Information given →

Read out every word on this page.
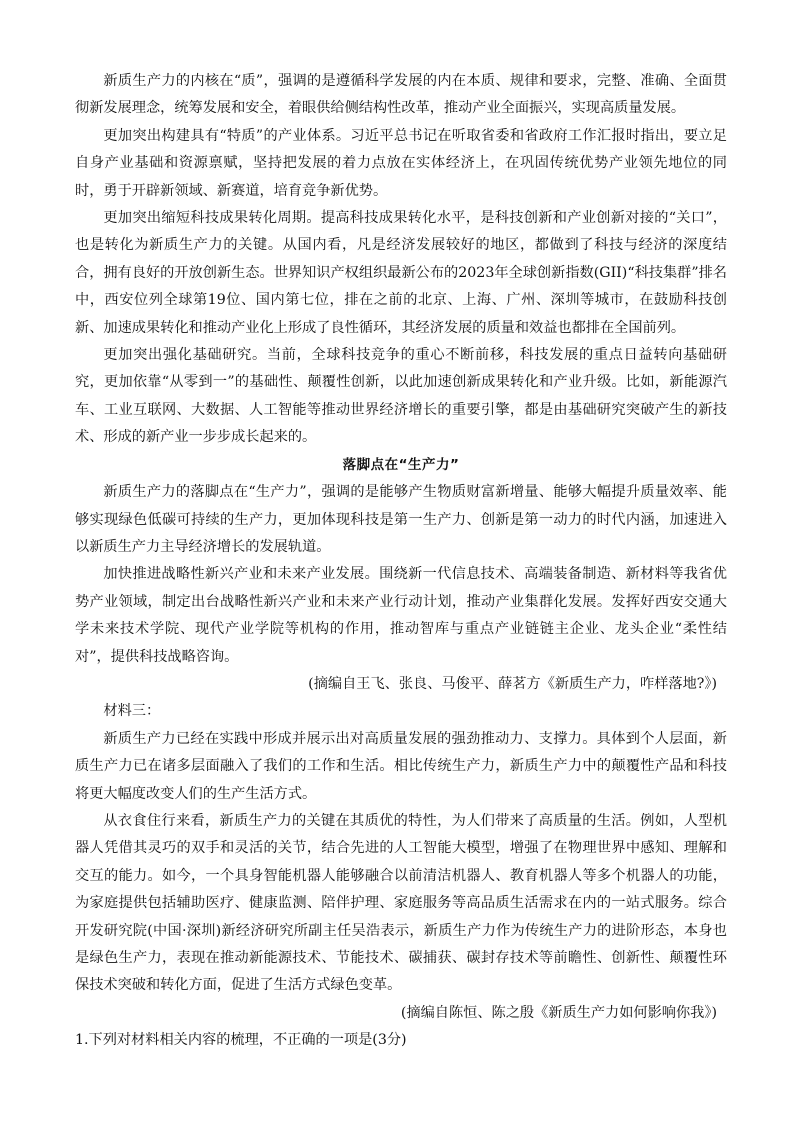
新质生产力的内核在“质”，强调的是遵循科学发展的内在本质、规律和要求，完整、准确、全面贯彻新发展理念，统筹发展和安全，着眼供给侧结构性改革，推动产业全面振兴，实现高质量发展。

更加突出构建具有“特质”的产业体系。习近平总书记在听取省委和省政府工作汇报时指出，要立足自身产业基础和资源禀赋，坚持把发展的着力点放在实体经济上，在巩固传统优势产业领先地位的同时，勇于开辟新领域、新赛道，培育竞争新优势。

更加突出缩短科技成果转化周期。提高科技成果转化水平，是科技创新和产业创新对接的“关口”，也是转化为新质生产力的关键。从国内看，凡是经济发展较好的地区，都做到了科技与经济的深度结合，拥有良好的开放创新生态。世界知识产权组织最新公布的2023年全球创新指数(GII)“科技集群”排名中，西安位列全球第19位、国内第七位，排在之前的北京、上海、广州、深圳等城市，在鼓励科技创新、加速成果转化和推动产业化上形成了良性循环，其经济发展的质量和效益也都排在全国前列。

更加突出强化基础研究。当前，全球科技竞争的重心不断前移，科技发展的重点日益转向基础研究，更加依靠“从零到一”的基础性、颠覆性创新，以此加速创新成果转化和产业升级。比如，新能源汽车、工业互联网、大数据、人工智能等推动世界经济增长的重要引擎，都是由基础研究突破产生的新技术、形成的新产业一步步成长起来的。

落脚点在“生产力”

新质生产力的落脚点在“生产力”，强调的是能够产生物质财富新增量、能够大幅提升质量效率、能够实现绿色低碳可持续的生产力，更加体现科技是第一生产力、创新是第一动力的时代内涵，加速进入以新质生产力主导经济增长的发展轨道。

加快推进战略性新兴产业和未来产业发展。围绕新一代信息技术、高端装备制造、新材料等我省优势产业领域，制定出台战略性新兴产业和未来产业行动计划，推动产业集群化发展。发挥好西安交通大学未来技术学院、现代产业学院等机构的作用，推动智库与重点产业链链主企业、龙头企业“柔性结对”，提供科技战略咨询。

(摘编自王飞、张良、马俊平、薛茗方《新质生产力，咋样落地?》)

材料三：

新质生产力已经在实践中形成并展示出对高质量发展的强劲推动力、支撑力。具体到个人层面，新质生产力已在诸多层面融入了我们的工作和生活。相比传统生产力，新质生产力中的颠覆性产品和科技将更大幅度改变人们的生产生活方式。

从衣食住行来看，新质生产力的关键在其质优的特性，为人们带来了高质量的生活。例如，人型机器人凭借其灵巧的双手和灵活的关节，结合先进的人工智能大模型，增强了在物理世界中感知、理解和交互的能力。如今，一个具身智能机器人能够融合以前清洁机器人、教育机器人等多个机器人的功能，为家庭提供包括辅助医疗、健康监测、陪伴护理、家庭服务等高品质生活需求在内的一站式服务。综合开发研究院(中国·深圳)新经济研究所副主任吴浩表示，新质生产力作为传统生产力的进阶形态，本身也是绿色生产力，表现在推动新能源技术、节能技术、碳捕获、碳封存技术等前瞻性、创新性、颠覆性环保技术突破和转化方面，促进了生活方式绿色变革。

(摘编自陈恒、陈之殷《新质生产力如何影响你我》)

1.下列对材料相关内容的梳理，不正确的一项是(3分)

Exercise aim → Reproduce each record above by retyping it exactly; omit all images.

Answer to this problem →
Read out every word on this page.
新质生产力的内核在“质”，强调的是遵循科学发展的内在本质、规律和要求，完整、准确、全面贯彻新发展理念，统筹发展和安全，着眼供给侧结构性改革，推动产业全面振兴，实现高质量发展。

更加突出构建具有“特质”的产业体系。习近平总书记在听取省委和省政府工作汇报时指出，要立足自身产业基础和资源禀赋，坚持把发展的着力点放在实体经济上，在巩固传统优势产业领先地位的同时，勇于开辟新领域、新赛道，培育竞争新优势。

更加突出缩短科技成果转化周期。提高科技成果转化水平，是科技创新和产业创新对接的“关口”，也是转化为新质生产力的关键。从国内看，凡是经济发展较好的地区，都做到了科技与经济的深度结合，拥有良好的开放创新生态。世界知识产权组织最新公布的2023年全球创新指数(GII)“科技集群”排名中，西安位列全球第19位、国内第七位，排在之前的北京、上海、广州、深圳等城市，在鼓励科技创新、加速成果转化和推动产业化上形成了良性循环，其经济发展的质量和效益也都排在全国前列。

更加突出强化基础研究。当前，全球科技竞争的重心不断前移，科技发展的重点日益转向基础研究，更加依靠“从零到一”的基础性、颠覆性创新，以此加速创新成果转化和产业升级。比如，新能源汽车、工业互联网、大数据、人工智能等推动世界经济增长的重要引擎，都是由基础研究突破产生的新技术、形成的新产业一步步成长起来的。

落脚点在“生产力”

新质生产力的落脚点在“生产力”，强调的是能够产生物质财富新增量、能够大幅提升质量效率、能够实现绿色低碳可持续的生产力，更加体现科技是第一生产力、创新是第一动力的时代内涵，加速进入以新质生产力主导经济增长的发展轨道。

加快推进战略性新兴产业和未来产业发展。围绕新一代信息技术、高端装备制造、新材料等我省优势产业领域，制定出台战略性新兴产业和未来产业行动计划，推动产业集群化发展。发挥好西安交通大学未来技术学院、现代产业学院等机构的作用，推动智库与重点产业链链主企业、龙头企业“柔性结对”，提供科技战略咨询。

(摘编自王飞、张良、马俊平、薛茗方《新质生产力，咋样落地?》)

材料三：

新质生产力已经在实践中形成并展示出对高质量发展的强劲推动力、支撑力。具体到个人层面，新质生产力已在诸多层面融入了我们的工作和生活。相比传统生产力，新质生产力中的颠覆性产品和科技将更大幅度改变人们的生产生活方式。

从衣食住行来看，新质生产力的关键在其质优的特性，为人们带来了高质量的生活。例如，人型机器人凭借其灵巧的双手和灵活的关节，结合先进的人工智能大模型，增强了在物理世界中感知、理解和交互的能力。如今，一个具身智能机器人能够融合以前清洁机器人、教育机器人等多个机器人的功能，为家庭提供包括辅助医疗、健康监测、陪伴护理、家庭服务等高品质生活需求在内的一站式服务。综合开发研究院(中国·深圳)新经济研究所副主任吴浩表示，新质生产力作为传统生产力的进阶形态，本身也是绿色生产力，表现在推动新能源技术、节能技术、碳捕获、碳封存技术等前瞻性、创新性、颠覆性环保技术突破和转化方面，促进了生活方式绿色变革。

(摘编自陈恒、陈之殷《新质生产力如何影响你我》)

1.下列对材料相关内容的梳理，不正确的一项是(3分)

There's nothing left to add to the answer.